» TO BE DONE
Please transcribe the data below exactly. Leave the pictures out.

Saved entries
----------------

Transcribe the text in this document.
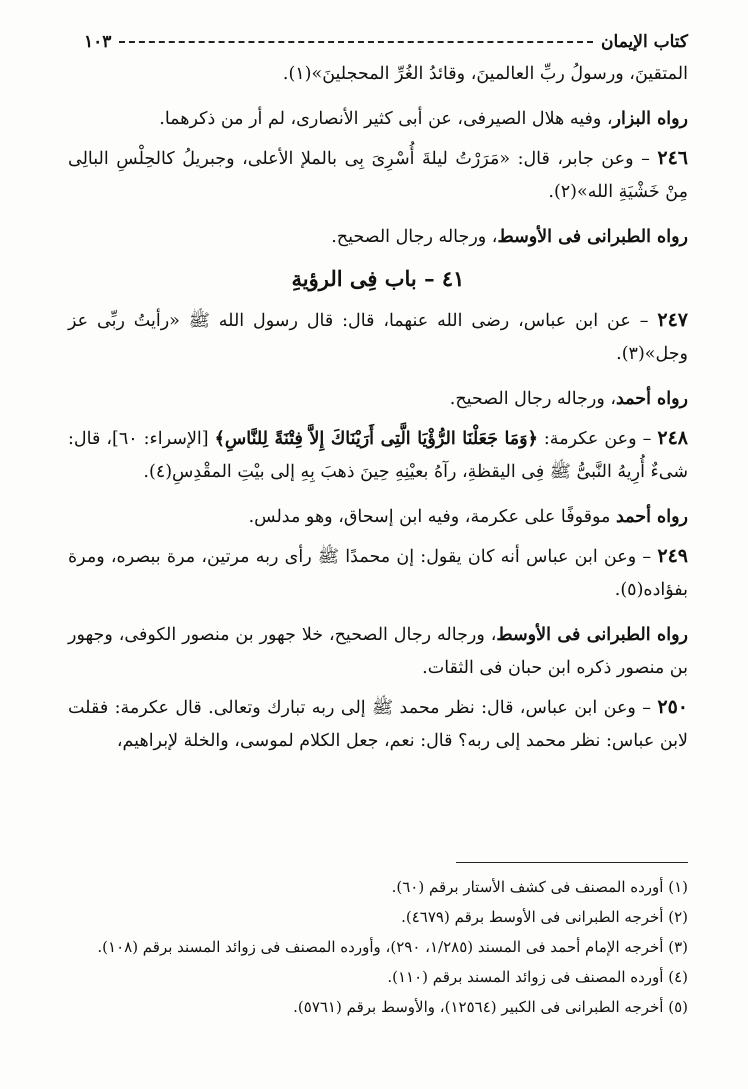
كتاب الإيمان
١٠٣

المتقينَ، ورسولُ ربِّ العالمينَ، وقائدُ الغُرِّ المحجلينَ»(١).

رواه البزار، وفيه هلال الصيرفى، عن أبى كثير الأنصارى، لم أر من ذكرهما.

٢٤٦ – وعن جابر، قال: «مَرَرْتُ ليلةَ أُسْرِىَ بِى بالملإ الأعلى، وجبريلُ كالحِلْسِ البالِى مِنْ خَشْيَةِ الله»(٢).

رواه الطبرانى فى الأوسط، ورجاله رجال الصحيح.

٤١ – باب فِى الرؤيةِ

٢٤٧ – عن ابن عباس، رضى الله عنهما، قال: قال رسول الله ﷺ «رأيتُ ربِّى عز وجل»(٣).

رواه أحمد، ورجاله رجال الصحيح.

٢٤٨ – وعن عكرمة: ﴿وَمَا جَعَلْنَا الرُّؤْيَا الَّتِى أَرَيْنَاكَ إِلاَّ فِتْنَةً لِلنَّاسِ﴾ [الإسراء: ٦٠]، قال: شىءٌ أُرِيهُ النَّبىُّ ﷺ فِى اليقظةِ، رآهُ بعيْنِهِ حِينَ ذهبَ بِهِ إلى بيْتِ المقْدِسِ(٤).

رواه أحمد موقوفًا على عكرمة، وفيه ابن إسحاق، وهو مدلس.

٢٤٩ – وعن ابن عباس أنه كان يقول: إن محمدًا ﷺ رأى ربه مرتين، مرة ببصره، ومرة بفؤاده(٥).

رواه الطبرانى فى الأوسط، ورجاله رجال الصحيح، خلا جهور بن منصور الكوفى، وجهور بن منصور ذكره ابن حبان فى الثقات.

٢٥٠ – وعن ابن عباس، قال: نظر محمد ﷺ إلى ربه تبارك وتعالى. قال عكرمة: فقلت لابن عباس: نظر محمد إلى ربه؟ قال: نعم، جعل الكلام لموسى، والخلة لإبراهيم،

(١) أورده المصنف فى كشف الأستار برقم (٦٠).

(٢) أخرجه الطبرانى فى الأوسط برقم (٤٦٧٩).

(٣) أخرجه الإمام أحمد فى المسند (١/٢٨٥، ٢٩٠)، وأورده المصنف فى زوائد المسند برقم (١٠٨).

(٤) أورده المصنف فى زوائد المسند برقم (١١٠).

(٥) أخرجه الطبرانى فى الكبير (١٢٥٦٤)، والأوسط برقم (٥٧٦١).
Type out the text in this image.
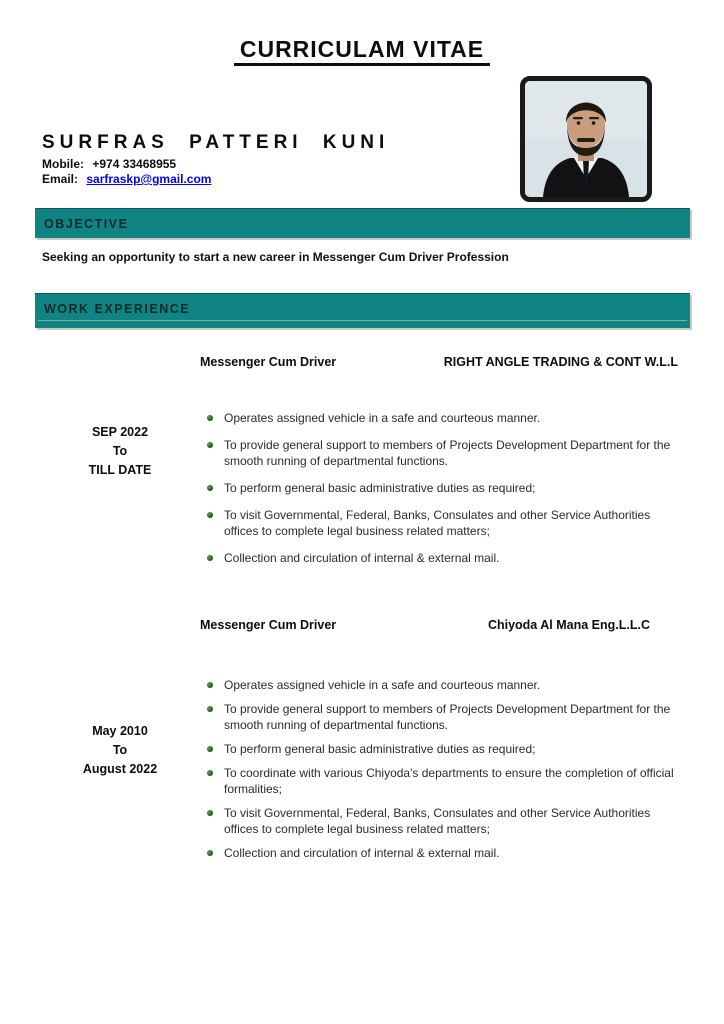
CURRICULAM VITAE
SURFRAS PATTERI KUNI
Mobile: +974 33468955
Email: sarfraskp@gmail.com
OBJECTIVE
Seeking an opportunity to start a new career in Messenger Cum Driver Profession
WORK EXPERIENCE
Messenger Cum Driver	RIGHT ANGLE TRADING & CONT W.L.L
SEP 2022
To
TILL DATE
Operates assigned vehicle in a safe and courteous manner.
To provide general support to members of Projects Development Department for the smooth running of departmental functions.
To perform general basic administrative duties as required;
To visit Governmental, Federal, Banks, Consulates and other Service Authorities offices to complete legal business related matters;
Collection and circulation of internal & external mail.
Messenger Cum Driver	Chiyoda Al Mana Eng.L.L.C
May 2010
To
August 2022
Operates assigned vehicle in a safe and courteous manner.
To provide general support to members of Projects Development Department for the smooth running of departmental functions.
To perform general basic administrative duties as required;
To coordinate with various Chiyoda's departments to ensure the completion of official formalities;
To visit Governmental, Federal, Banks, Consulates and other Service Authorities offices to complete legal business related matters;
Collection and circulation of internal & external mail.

----------------

» WORKED SOLUTION
Transcribe the text in this document.
كتاب الإيمان
١٠٣

المتقينَ، ورسولُ ربِّ العالمينَ، وقائدُ الغُرِّ المحجلينَ»(١).

رواه البزار، وفيه هلال الصيرفى، عن أبى كثير الأنصارى، لم أر من ذكرهما.

٢٤٦ – وعن جابر، قال: «مَرَرْتُ ليلةَ أُسْرِىَ بِى بالملإ الأعلى، وجبريلُ كالحِلْسِ البالِى مِنْ خَشْيَةِ الله»(٢).

رواه الطبرانى فى الأوسط، ورجاله رجال الصحيح.

٤١ – باب فِى الرؤيةِ

٢٤٧ – عن ابن عباس، رضى الله عنهما، قال: قال رسول الله ﷺ «رأيتُ ربِّى عز وجل»(٣).

رواه أحمد، ورجاله رجال الصحيح.

٢٤٨ – وعن عكرمة: ﴿وَمَا جَعَلْنَا الرُّؤْيَا الَّتِى أَرَيْنَاكَ إِلاَّ فِتْنَةً لِلنَّاسِ﴾ [الإسراء: ٦٠]، قال: شىءٌ أُرِيهُ النَّبىُّ ﷺ فِى اليقظةِ، رآهُ بعيْنِهِ حِينَ ذهبَ بِهِ إلى بيْتِ المقْدِسِ(٤).

رواه أحمد موقوفًا على عكرمة، وفيه ابن إسحاق، وهو مدلس.

٢٤٩ – وعن ابن عباس أنه كان يقول: إن محمدًا ﷺ رأى ربه مرتين، مرة ببصره، ومرة بفؤاده(٥).

رواه الطبرانى فى الأوسط، ورجاله رجال الصحيح، خلا جهور بن منصور الكوفى، وجهور بن منصور ذكره ابن حبان فى الثقات.

٢٥٠ – وعن ابن عباس، قال: نظر محمد ﷺ إلى ربه تبارك وتعالى. قال عكرمة: فقلت لابن عباس: نظر محمد إلى ربه؟ قال: نعم، جعل الكلام لموسى، والخلة لإبراهيم،

(١) أورده المصنف فى كشف الأستار برقم (٦٠).

(٢) أخرجه الطبرانى فى الأوسط برقم (٤٦٧٩).

(٣) أخرجه الإمام أحمد فى المسند (١/٢٨٥، ٢٩٠)، وأورده المصنف فى زوائد المسند برقم (١٠٨).

(٤) أورده المصنف فى زوائد المسند برقم (١١٠).

(٥) أخرجه الطبرانى فى الكبير (١٢٥٦٤)، والأوسط برقم (٥٧٦١).
Type out the text in this image.
CURRICULAM VITAE
SURFRAS PATTERI KUNI
Mobile: +974 33468955
Email: sarfraskp@gmail.com
OBJECTIVE
Seeking an opportunity to start a new career in Messenger Cum Driver Profession
WORK EXPERIENCE
Messenger Cum Driver	RIGHT ANGLE TRADING & CONT W.L.L
SEP 2022
To
TILL DATE
Operates assigned vehicle in a safe and courteous manner.
To provide general support to members of Projects Development Department for the smooth running of departmental functions.
To perform general basic administrative duties as required;
To visit Governmental, Federal, Banks, Consulates and other Service Authorities offices to complete legal business related matters;
Collection and circulation of internal & external mail.
Messenger Cum Driver	Chiyoda Al Mana Eng.L.L.C
May 2010
To
August 2022
Operates assigned vehicle in a safe and courteous manner.
To provide general support to members of Projects Development Department for the smooth running of departmental functions.
To perform general basic administrative duties as required;
To coordinate with various Chiyoda's departments to ensure the completion of official formalities;
To visit Governmental, Federal, Banks, Consulates and other Service Authorities offices to complete legal business related matters;
Collection and circulation of internal & external mail.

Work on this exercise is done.